**REQUESTS:**
**a)** In the excerpt on holographic recording, condense the paragraph that begins "As for the reproduced image shown in FIG. 6B" into a short list that keeps its main facts.
**b)** Write the next part of the excerpt on holographic recording, picking up after its final sentence.

**SOURCE EXCERPT:**
·····
As described above, the holographic recording and reproducing apparatus 100 according to one embodiment can record more information than ever before in the holographic recording medium 50. In terms of holographic recording media, this means that the structure of the holographic recording medium 50 can be made different from that of a conventional holographic recording medium. For example, in the use of the conventional shift multiplexing recording method described in the background of the related art, the distance between adjacent groove segments (or the width of the groove) in the holographic recording medium 50 is set to be very narrow in order to increase the recording density in the direction across the track. In other words, shift multiplexing is performed not only in the direction along the track but also in the direction across the track (i.e., the radial direction) in the conventional shift multiplexing recording method. In this case, since a groove is formed by a stamping process, formation of a groove having a certain width or narrower leads to an increase in manufacturing cost.

On the other hand, in any of the methods of multiplexing and recording data using different reference beam patterns according to the above-described embodiments, the good S/N ratio is obtained during reproducing recording data from a formed hologram. Advantageously, the number of multiplexing times can be remarkably increased as compared to that in the conventional shift multiplexing recording method. In other words, it results in low consumption of M/# in recording, so that an extremely large amount of data can be recorded.

Experimental Results

Results of recording and reproducing by the above-described first method will be described as experimental results with reference to FIGS. 6A to 6D. FIGS. 6A to 6D each show a reproduced image generated in the image sensor 25 after multiplexing.

As for the reproduced image shown in FIG. 6A, a first hologram was formed using a first reference beam pattern and a first signal beam pattern, a diffracted beam was obtained using a first reference beam, and this image was reproduced in the image sensor 25. In this case, a symbol error occurred in only one symbol among 1632 symbols in total in recording data corresponding to one page.

As for the reproduced image shown in FIG. 6B, five holograms were formed in a single area using first to five reference beam patterns and first to five signal beam patterns in such a manner that the first hologram was formed using the first reference and signal beam patterns, the second hologram was formed using the second reference and signal beam patterns, and so on. After that, a diffracted beam was obtained using a fifth reference beam and this image was reproduced in the image sensor 25. In this case, symbol errors occurred in two symbols among 1632 symbols in total of recording data corresponding to one page.

As for the reproduced image shown in FIG. 6C, ten holograms were formed in a single area using first to tenth reference beam patterns and first to tenth signal beam patterns in such a manner that the first hologram was formed using the first reference and signal beam patterns, the second hologram was formed using the second reference and signal beam patterns, and so on. After that, a diffracted beam was obtained using a tenth reference beam and this image was reproduced in the image sensor 25. In this case, symbol errors occurred in 13 symbols among 1632 symbols in total of recording data corresponding to one page.
·····
**EXTRACTED MATERIAL:**
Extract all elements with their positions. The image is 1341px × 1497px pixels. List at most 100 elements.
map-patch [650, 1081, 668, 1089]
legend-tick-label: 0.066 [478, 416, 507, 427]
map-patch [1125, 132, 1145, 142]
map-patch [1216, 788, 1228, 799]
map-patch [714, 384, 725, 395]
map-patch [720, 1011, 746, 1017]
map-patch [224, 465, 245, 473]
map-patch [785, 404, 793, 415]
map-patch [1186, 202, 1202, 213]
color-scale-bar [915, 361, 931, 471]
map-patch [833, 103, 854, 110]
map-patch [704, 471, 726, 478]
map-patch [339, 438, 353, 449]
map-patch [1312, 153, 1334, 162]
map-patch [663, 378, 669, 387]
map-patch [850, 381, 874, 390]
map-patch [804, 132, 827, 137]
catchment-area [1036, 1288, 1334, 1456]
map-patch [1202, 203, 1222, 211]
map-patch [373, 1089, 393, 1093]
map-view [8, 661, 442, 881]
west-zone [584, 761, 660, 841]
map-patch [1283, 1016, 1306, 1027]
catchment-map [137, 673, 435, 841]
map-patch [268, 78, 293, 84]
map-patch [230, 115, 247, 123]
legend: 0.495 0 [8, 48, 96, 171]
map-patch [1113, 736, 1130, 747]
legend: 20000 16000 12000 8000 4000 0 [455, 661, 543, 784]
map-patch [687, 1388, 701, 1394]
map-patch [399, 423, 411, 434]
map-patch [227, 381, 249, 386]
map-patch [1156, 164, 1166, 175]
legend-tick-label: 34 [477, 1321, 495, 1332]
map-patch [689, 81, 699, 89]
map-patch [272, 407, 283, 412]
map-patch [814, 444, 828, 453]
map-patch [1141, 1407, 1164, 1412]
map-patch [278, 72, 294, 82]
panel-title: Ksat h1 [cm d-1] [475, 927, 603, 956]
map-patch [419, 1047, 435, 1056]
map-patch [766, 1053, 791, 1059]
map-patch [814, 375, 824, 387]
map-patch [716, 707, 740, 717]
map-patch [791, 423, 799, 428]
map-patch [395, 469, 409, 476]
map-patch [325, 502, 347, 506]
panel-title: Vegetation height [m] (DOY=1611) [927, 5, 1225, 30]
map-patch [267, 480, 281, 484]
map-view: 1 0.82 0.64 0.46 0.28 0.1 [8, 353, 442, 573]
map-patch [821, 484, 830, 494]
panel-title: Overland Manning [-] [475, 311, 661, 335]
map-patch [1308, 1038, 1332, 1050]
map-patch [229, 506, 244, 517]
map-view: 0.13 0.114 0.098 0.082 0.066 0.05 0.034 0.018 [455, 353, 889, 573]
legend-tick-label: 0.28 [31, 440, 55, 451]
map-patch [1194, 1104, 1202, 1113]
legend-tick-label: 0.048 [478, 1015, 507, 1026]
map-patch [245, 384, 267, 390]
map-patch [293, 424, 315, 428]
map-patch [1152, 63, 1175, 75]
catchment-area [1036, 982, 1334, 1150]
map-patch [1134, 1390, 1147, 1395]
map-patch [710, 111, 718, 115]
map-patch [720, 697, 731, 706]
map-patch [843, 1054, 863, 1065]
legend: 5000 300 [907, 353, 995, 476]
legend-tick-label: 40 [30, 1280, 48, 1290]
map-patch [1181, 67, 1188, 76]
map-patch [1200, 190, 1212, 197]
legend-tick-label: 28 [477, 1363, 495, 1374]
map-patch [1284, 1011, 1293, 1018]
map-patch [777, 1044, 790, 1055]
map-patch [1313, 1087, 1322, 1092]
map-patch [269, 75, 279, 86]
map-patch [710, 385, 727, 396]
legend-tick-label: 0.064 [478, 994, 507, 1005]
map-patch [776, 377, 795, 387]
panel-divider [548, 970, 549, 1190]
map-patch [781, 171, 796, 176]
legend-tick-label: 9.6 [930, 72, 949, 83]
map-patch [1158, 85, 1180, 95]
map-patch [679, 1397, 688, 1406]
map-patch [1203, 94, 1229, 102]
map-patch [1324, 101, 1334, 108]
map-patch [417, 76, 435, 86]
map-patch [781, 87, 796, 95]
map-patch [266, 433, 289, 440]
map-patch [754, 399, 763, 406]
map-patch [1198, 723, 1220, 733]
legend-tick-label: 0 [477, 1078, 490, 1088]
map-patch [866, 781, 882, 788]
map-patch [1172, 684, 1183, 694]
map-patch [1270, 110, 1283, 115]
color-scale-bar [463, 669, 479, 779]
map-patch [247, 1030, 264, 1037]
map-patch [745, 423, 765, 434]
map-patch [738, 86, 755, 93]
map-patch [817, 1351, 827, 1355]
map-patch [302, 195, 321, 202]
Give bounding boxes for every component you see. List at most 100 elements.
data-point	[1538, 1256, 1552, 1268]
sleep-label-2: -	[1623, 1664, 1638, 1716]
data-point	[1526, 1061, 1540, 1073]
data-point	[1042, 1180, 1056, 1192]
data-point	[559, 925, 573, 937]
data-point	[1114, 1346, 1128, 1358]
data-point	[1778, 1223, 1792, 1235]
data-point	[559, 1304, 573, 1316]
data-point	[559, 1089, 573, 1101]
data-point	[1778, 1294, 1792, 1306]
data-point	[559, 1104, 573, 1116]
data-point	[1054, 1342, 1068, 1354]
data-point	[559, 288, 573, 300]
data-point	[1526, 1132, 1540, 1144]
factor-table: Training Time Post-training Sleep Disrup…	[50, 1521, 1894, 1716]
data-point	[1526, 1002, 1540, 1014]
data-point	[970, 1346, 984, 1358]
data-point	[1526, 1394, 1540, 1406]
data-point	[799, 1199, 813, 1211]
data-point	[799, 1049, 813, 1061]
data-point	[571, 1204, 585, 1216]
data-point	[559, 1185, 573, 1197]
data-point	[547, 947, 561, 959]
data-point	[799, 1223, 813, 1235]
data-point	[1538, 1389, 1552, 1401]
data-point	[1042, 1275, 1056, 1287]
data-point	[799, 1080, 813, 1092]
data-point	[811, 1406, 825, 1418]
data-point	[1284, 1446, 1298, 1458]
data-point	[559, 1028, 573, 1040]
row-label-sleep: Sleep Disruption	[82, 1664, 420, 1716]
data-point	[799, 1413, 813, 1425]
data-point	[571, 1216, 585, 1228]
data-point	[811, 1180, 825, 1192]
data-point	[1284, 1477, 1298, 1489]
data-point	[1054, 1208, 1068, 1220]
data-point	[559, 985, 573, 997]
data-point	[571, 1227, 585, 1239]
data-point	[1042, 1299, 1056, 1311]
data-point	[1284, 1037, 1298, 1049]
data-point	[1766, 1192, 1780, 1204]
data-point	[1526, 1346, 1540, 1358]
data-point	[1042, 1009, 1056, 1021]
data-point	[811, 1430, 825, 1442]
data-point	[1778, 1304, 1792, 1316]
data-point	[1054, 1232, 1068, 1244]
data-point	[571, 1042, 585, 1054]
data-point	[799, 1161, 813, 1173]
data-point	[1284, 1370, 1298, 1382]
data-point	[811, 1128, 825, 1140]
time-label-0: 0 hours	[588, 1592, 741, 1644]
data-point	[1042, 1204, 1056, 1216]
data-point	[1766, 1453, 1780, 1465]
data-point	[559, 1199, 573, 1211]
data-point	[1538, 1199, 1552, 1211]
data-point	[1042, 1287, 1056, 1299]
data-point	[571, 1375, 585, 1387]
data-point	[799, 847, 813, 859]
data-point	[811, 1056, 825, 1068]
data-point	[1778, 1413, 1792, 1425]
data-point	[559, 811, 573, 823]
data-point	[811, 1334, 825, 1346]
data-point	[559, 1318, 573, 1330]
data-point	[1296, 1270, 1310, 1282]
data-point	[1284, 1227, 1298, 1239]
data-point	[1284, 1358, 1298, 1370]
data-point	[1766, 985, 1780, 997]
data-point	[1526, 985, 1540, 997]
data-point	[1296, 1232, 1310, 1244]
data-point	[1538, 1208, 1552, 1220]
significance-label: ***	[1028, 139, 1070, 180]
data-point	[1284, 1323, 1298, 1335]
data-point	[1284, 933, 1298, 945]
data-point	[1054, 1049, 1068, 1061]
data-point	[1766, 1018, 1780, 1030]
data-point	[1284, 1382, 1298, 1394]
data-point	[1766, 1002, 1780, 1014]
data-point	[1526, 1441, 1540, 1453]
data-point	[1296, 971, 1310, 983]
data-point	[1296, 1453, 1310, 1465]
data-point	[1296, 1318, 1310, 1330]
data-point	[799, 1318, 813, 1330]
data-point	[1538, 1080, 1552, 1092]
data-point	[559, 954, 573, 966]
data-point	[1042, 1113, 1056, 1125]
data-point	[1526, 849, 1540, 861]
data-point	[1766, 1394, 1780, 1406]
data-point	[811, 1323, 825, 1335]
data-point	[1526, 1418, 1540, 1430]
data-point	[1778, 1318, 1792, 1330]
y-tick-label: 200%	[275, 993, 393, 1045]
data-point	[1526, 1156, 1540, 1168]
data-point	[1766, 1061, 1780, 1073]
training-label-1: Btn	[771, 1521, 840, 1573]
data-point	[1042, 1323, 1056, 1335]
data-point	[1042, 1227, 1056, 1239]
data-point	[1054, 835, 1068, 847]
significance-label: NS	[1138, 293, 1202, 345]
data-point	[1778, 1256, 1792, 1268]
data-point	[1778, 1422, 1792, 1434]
·····
**EXERCISE RESPONSES:**
**a)**
- Five holograms were formed in a single area. Each used the reference and signal beam patterns of the same number: the first hologram used the first patterns, the second used the second, and so on up to the fifth.
- A diffracted beam was then obtained using the fifth reference beam, and the image was reproduced in the image sensor 25.
- Symbol errors occurred in two of the 1632 symbols of recording data corresponding to one page.

**b)**
As for the reproduced image shown in FIG. 6D, 16 holograms were formed in a single area using first to sixteenth reference beam patterns and first to sixteenth signal beam patterns in such a manner that the first hologram was formed using the first reference and signal beam patterns, the second hologram was formed using the second reference and signal beam patterns, and so on. After that, a diffracted beam was obtained using a sixteenth reference beam and this image was reproduced in the image sensor 25. In this case, symbol errors occurred in 53 symbols among 1632 symbols in total of recording data corresponding to one page.

In the recording and reproducing results shown in FIGS. 6A to 6D, the white rate of each reference beam pattern was 1/16 and the first to sixteenth reference beam patterns were uncorrelated with one another.

As will be understood from the above-described results, the error rate is sufficiently low even when 16 holograms are multiplexed and formed in a single area. Recording data can be completely reproduced using error correction.

Encryption

The above-described method for holographic recording and reproducing can be applied to encryption. In other words, an only recording data unit corresponding to one of multiplexed and formed holograms is significant data (information recording data) and recording data units corresponding to the other holograms are data (encryption recording data) used for encrypting the recording data. A reference beam used upon recording the information recording data is used to reproduce the information recording data. It is difficult to reproduce the recording data without using the reference beam. Therefore, encryption is achieved. When multiplexing is not performed, information recording data can be reproduced using a reference beam pattern used upon recording the information recording data, an all-white reference beam pattern, in which all of pixels in the reference-beam spatial light modulating unit 47 of the spatial light modulator 37 reflect a light beam, or a random reference beam pattern. When multiplexing is performed as described above, recording data can be reproduced using a diffracted beam obtained only when the same reference beam pattern as that used upon recording is used. In other words, the effect of encryption can be obtained.

Experimental Examples of Encryption

Experimental results related to the above-described effect of encryption will be described with reference to FIGS. 7A to 7C. FIGS. 7A to 7C each show a reproduced image generated in the image sensor 25 after multiplexing. In this instance, three reference beam patterns were used. The white rate of each reference beam pattern was 1/16 and those reference beam patterns were uncorrelated with one another. Information recording data (significant recording data) corresponding to one page and encryption recording data (recording data used for encryption) corresponding to two pages, i.e., recording data units of three pages in total are multiplexed and recorded in a single area in the holographic recording medium 50.

FIG. 7A shows an image reproduced in the image sensor 25 using a reference beam used upon recording the information recording data. In this case, symbol errors occurred in 15 symbols among 1632 symbols in total of the recording data corresponding to one page.

FIG. 7B shows an image reproduced in the image sensor 25 using a random reference beam pattern. In this case, symbol errors occurred in 1296 symbols among 1632 symbols in total of the recording data corresponding to one page.

FIG. 7C shows an image reproduced in the image sensor 25 using an all-white reference beam pattern. In this case, symbols errors occurred in 1398 symbols among 1632 symbols in total of the recording data corresponding to one page.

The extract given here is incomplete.